# [What you need to do]
Every line that holds "height" should be shown.

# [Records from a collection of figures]
-- Start --
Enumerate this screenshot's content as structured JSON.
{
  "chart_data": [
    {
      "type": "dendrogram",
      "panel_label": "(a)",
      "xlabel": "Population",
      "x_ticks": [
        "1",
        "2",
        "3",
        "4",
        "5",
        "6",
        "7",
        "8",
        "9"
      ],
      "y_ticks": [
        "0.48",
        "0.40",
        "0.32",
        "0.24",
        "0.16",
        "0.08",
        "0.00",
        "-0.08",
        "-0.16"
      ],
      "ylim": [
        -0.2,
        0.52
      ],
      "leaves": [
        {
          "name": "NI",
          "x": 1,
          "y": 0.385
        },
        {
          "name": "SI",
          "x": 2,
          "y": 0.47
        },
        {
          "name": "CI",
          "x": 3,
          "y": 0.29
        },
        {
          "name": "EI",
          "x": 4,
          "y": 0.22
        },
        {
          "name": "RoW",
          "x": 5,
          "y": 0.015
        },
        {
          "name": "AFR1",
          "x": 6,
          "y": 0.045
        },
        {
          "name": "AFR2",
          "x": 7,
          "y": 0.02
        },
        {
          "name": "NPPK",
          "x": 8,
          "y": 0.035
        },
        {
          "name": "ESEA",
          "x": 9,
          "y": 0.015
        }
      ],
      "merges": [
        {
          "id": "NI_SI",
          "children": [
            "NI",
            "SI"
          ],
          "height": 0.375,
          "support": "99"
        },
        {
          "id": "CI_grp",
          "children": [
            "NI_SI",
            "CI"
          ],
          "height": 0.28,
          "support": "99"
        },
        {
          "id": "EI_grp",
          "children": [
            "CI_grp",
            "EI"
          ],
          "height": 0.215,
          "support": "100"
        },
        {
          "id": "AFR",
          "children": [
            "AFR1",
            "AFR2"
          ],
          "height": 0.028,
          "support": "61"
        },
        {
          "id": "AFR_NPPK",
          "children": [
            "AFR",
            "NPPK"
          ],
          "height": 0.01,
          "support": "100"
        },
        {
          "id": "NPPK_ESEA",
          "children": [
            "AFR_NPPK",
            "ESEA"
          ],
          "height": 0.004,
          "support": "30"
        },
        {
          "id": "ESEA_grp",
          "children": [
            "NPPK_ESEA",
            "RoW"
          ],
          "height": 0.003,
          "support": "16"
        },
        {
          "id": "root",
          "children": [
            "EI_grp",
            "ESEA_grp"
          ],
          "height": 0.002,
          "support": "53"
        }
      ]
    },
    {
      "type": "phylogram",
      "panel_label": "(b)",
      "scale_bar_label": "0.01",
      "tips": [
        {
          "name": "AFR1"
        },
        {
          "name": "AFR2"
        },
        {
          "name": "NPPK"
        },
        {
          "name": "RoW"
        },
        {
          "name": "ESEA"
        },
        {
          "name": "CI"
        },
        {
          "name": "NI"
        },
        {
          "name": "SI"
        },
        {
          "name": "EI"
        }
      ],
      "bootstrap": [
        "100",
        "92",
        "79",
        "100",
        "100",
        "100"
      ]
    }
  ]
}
-- End --
# [Exercise answer]
          "height": 0.375,
          "height": 0.28,
          "height": 0.215,
          "height": 0.028,
          "height": 0.01,
          "height": 0.004,
          "height": 0.003,
          "height": 0.002,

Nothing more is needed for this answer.